• Exercise task: Leave out the images and repeat the listing below without a single change.

• Extracted records:
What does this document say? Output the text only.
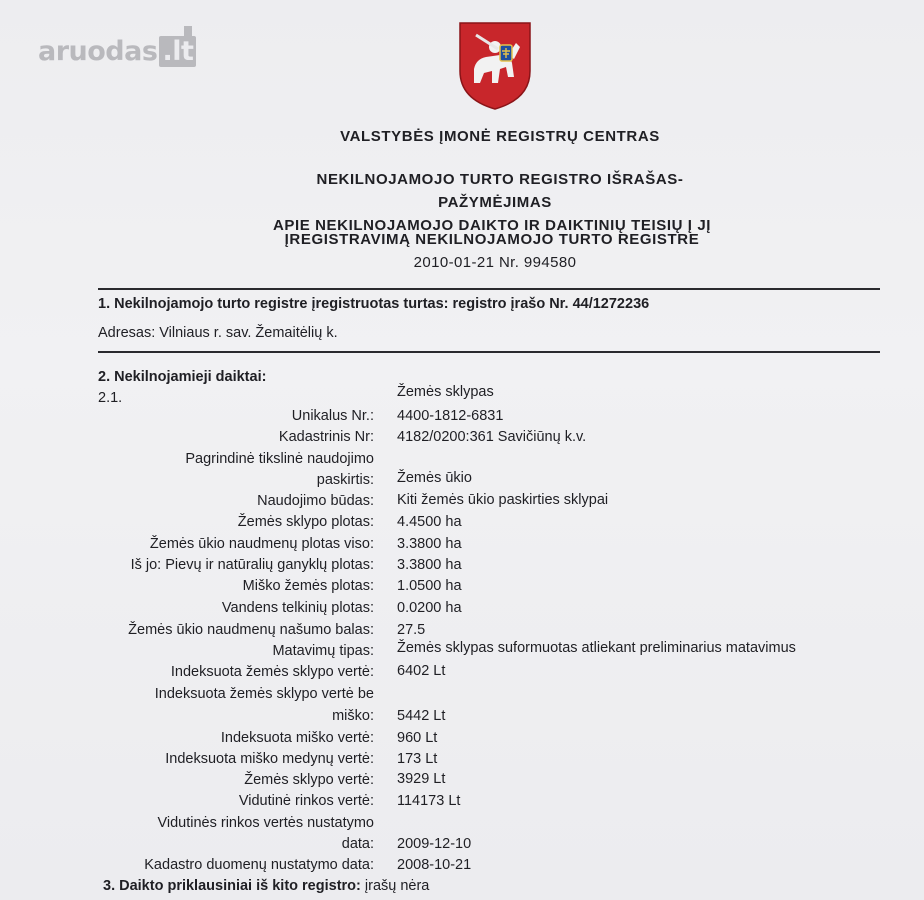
aruodas .lt
VALSTYBĖS ĮMONĖ REGISTRŲ CENTRAS
NEKILNOJAMOJO TURTO REGISTRO IŠRAŠAS-
PAŽYMĖJIMAS
APIE NEKILNOJAMOJO DAIKTO IR DAIKTINIŲ TEISIŲ Į JĮ
ĮREGISTRAVIMĄ NEKILNOJAMOJO TURTO REGISTRE
2010-01-21 Nr. 994580
1. Nekilnojamojo turto registre įregistruotas turtas: registro įrašo Nr. 44/1272236
Adresas: Vilniaus r. sav. Žemaitėlių k.
2. Nekilnojamieji daiktai:
2.1.	Žemės sklypas
Unikalus Nr.: 4400-1812-6831
Kadastrinis Nr: 4182/0200:361 Savičiūnų k.v.
Pagrindinė tikslinė naudojimo
paskirtis: Žemės ūkio
Naudojimo būdas: Kiti žemės ūkio paskirties sklypai
Žemės sklypo plotas: 4.4500 ha
Žemės ūkio naudmenų plotas viso: 3.3800 ha
Iš jo: Pievų ir natūralių ganyklų plotas: 3.3800 ha
Miško žemės plotas: 1.0500 ha
Vandens telkinių plotas: 0.0200 ha
Žemės ūkio naudmenų našumo balas: 27.5
Matavimų tipas: Žemės sklypas suformuotas atliekant preliminarius matavimus
Indeksuota žemės sklypo vertė: 6402 Lt
Indeksuota žemės sklypo vertė be
miško: 5442 Lt
Indeksuota miško vertė: 960 Lt
Indeksuota miško medynų vertė: 173 Lt
Žemės sklypo vertė: 3929 Lt
Vidutinė rinkos vertė: 114173 Lt
Vidutinės rinkos vertės nustatymo
data: 2009-12-10
Kadastro duomenų nustatymo data: 2008-10-21
3. Daikto priklausiniai iš kito registro: įrašų nėra
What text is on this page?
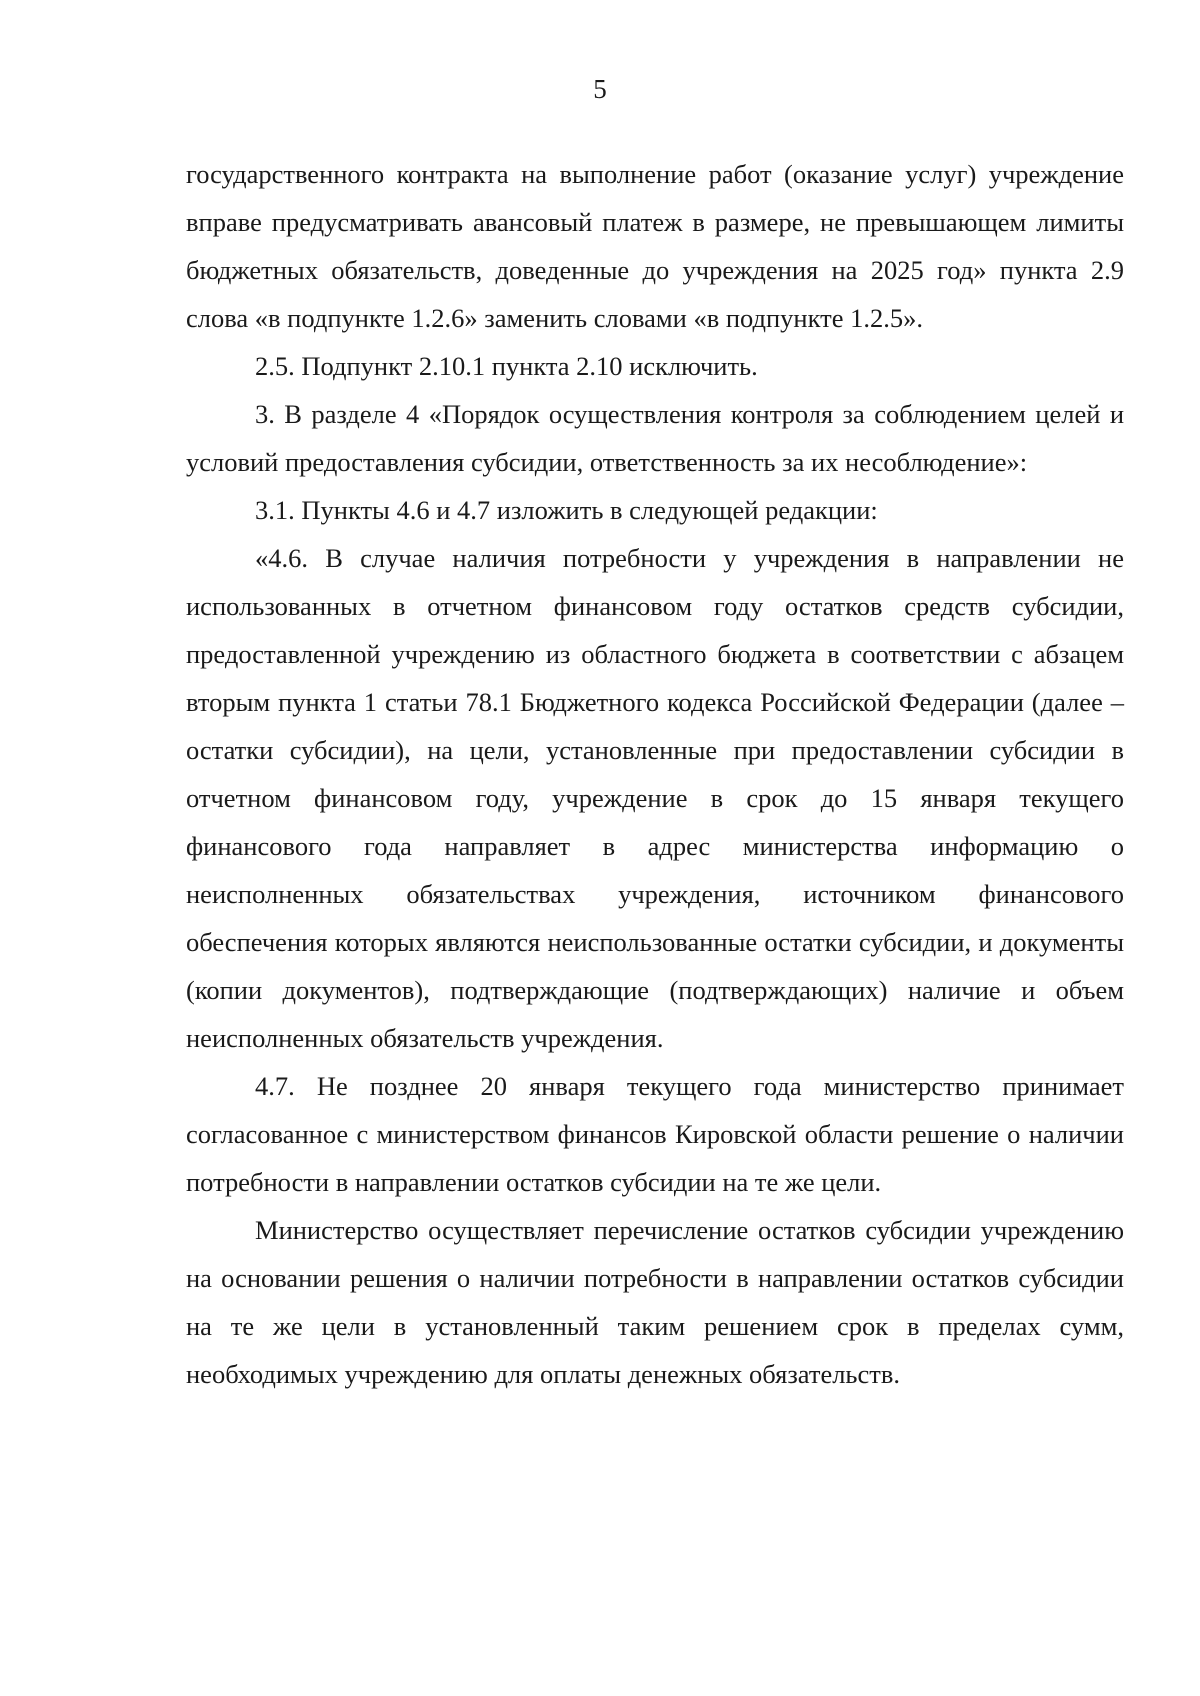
5

государственного контракта на выполнение работ (оказание услуг) учреждение вправе предусматривать авансовый платеж в размере, не превышающем лимиты бюджетных обязательств, доведенные до учреждения на 2025 год» пункта 2.9 слова «в подпункте 1.2.6» заменить словами «в подпункте 1.2.5».

2.5. Подпункт 2.10.1 пункта 2.10 исключить.

3. В разделе 4 «Порядок осуществления контроля за соблюдением целей и условий предоставления субсидии, ответственность за их несоблюдение»:

3.1. Пункты 4.6 и 4.7 изложить в следующей редакции:

«4.6. В случае наличия потребности у учреждения в направлении не использованных в отчетном финансовом году остатков средств субсидии, предоставленной учреждению из областного бюджета в соответствии с абзацем вторым пункта 1 статьи 78.1 Бюджетного кодекса Российской Федерации (далее – остатки субсидии), на цели, установленные при предоставлении субсидии в отчетном финансовом году, учреждение в срок до 15 января текущего финансового года направляет в адрес министерства информацию о неисполненных обязательствах учреждения, источником финансового обеспечения которых являются неиспользованные остатки субсидии, и документы (копии документов), подтверждающие (подтверждающих) наличие и объем неисполненных обязательств учреждения.

4.7. Не позднее 20 января текущего года министерство принимает согласованное с министерством финансов Кировской области решение о наличии потребности в направлении остатков субсидии на те же цели.

Министерство осуществляет перечисление остатков субсидии учреждению на основании решения о наличии потребности в направлении остатков субсидии на те же цели в установленный таким решением срок в пределах сумм, необходимых учреждению для оплаты денежных обязательств.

• Task response:
What does this document say? Output the text only.
aruodas .lt
VALSTYBĖS ĮMONĖ REGISTRŲ CENTRAS
NEKILNOJAMOJO TURTO REGISTRO IŠRAŠAS-
PAŽYMĖJIMAS
APIE NEKILNOJAMOJO DAIKTO IR DAIKTINIŲ TEISIŲ Į JĮ
ĮREGISTRAVIMĄ NEKILNOJAMOJO TURTO REGISTRE
2010-01-21 Nr. 994580
1. Nekilnojamojo turto registre įregistruotas turtas: registro įrašo Nr. 44/1272236
Adresas: Vilniaus r. sav. Žemaitėlių k.
2. Nekilnojamieji daiktai:
2.1.	Žemės sklypas
Unikalus Nr.: 4400-1812-6831
Kadastrinis Nr: 4182/0200:361 Savičiūnų k.v.
Pagrindinė tikslinė naudojimo
paskirtis: Žemės ūkio
Naudojimo būdas: Kiti žemės ūkio paskirties sklypai
Žemės sklypo plotas: 4.4500 ha
Žemės ūkio naudmenų plotas viso: 3.3800 ha
Iš jo: Pievų ir natūralių ganyklų plotas: 3.3800 ha
Miško žemės plotas: 1.0500 ha
Vandens telkinių plotas: 0.0200 ha
Žemės ūkio naudmenų našumo balas: 27.5
Matavimų tipas: Žemės sklypas suformuotas atliekant preliminarius matavimus
Indeksuota žemės sklypo vertė: 6402 Lt
Indeksuota žemės sklypo vertė be
miško: 5442 Lt
Indeksuota miško vertė: 960 Lt
Indeksuota miško medynų vertė: 173 Lt
Žemės sklypo vertė: 3929 Lt
Vidutinė rinkos vertė: 114173 Lt
Vidutinės rinkos vertės nustatymo
data: 2009-12-10
Kadastro duomenų nustatymo data: 2008-10-21
3. Daikto priklausiniai iš kito registro: įrašų nėra
What text is on this page?
5

государственного контракта на выполнение работ (оказание услуг) учреждение вправе предусматривать авансовый платеж в размере, не превышающем лимиты бюджетных обязательств, доведенные до учреждения на 2025 год» пункта 2.9 слова «в подпункте 1.2.6» заменить словами «в подпункте 1.2.5».

2.5. Подпункт 2.10.1 пункта 2.10 исключить.

3. В разделе 4 «Порядок осуществления контроля за соблюдением целей и условий предоставления субсидии, ответственность за их несоблюдение»:

3.1. Пункты 4.6 и 4.7 изложить в следующей редакции:

«4.6. В случае наличия потребности у учреждения в направлении не использованных в отчетном финансовом году остатков средств субсидии, предоставленной учреждению из областного бюджета в соответствии с абзацем вторым пункта 1 статьи 78.1 Бюджетного кодекса Российской Федерации (далее – остатки субсидии), на цели, установленные при предоставлении субсидии в отчетном финансовом году, учреждение в срок до 15 января текущего финансового года направляет в адрес министерства информацию о неисполненных обязательствах учреждения, источником финансового обеспечения которых являются неиспользованные остатки субсидии, и документы (копии документов), подтверждающие (подтверждающих) наличие и объем неисполненных обязательств учреждения.

4.7. Не позднее 20 января текущего года министерство принимает согласованное с министерством финансов Кировской области решение о наличии потребности в направлении остатков субсидии на те же цели.

Министерство осуществляет перечисление остатков субсидии учреждению на основании решения о наличии потребности в направлении остатков субсидии на те же цели в установленный таким решением срок в пределах сумм, необходимых учреждению для оплаты денежных обязательств.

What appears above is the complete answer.